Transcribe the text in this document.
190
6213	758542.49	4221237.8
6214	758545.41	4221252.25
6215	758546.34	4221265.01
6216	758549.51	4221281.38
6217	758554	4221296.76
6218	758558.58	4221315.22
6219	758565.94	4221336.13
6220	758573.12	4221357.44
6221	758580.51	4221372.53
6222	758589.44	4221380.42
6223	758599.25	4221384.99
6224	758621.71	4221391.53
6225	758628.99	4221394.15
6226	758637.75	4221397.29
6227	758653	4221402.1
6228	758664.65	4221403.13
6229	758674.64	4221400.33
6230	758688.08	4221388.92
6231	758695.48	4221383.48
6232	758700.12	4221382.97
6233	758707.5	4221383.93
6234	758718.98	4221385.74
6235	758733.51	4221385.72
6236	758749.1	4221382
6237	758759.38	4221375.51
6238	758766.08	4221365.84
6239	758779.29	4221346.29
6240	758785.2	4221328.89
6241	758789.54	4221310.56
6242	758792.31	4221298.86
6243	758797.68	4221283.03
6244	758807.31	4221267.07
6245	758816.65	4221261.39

————

Recopy all the lines exactly as they appear.

Transcribe the text in this document.
190
6213	758542.49	4221237.8
6214	758545.41	4221252.25
6215	758546.34	4221265.01
6216	758549.51	4221281.38
6217	758554	4221296.76
6218	758558.58	4221315.22
6219	758565.94	4221336.13
6220	758573.12	4221357.44
6221	758580.51	4221372.53
6222	758589.44	4221380.42
6223	758599.25	4221384.99
6224	758621.71	4221391.53
6225	758628.99	4221394.15
6226	758637.75	4221397.29
6227	758653	4221402.1
6228	758664.65	4221403.13
6229	758674.64	4221400.33
6230	758688.08	4221388.92
6231	758695.48	4221383.48
6232	758700.12	4221382.97
6233	758707.5	4221383.93
6234	758718.98	4221385.74
6235	758733.51	4221385.72
6236	758749.1	4221382
6237	758759.38	4221375.51
6238	758766.08	4221365.84
6239	758779.29	4221346.29
6240	758785.2	4221328.89
6241	758789.54	4221310.56
6242	758792.31	4221298.86
6243	758797.68	4221283.03
6244	758807.31	4221267.07
6245	758816.65	4221261.39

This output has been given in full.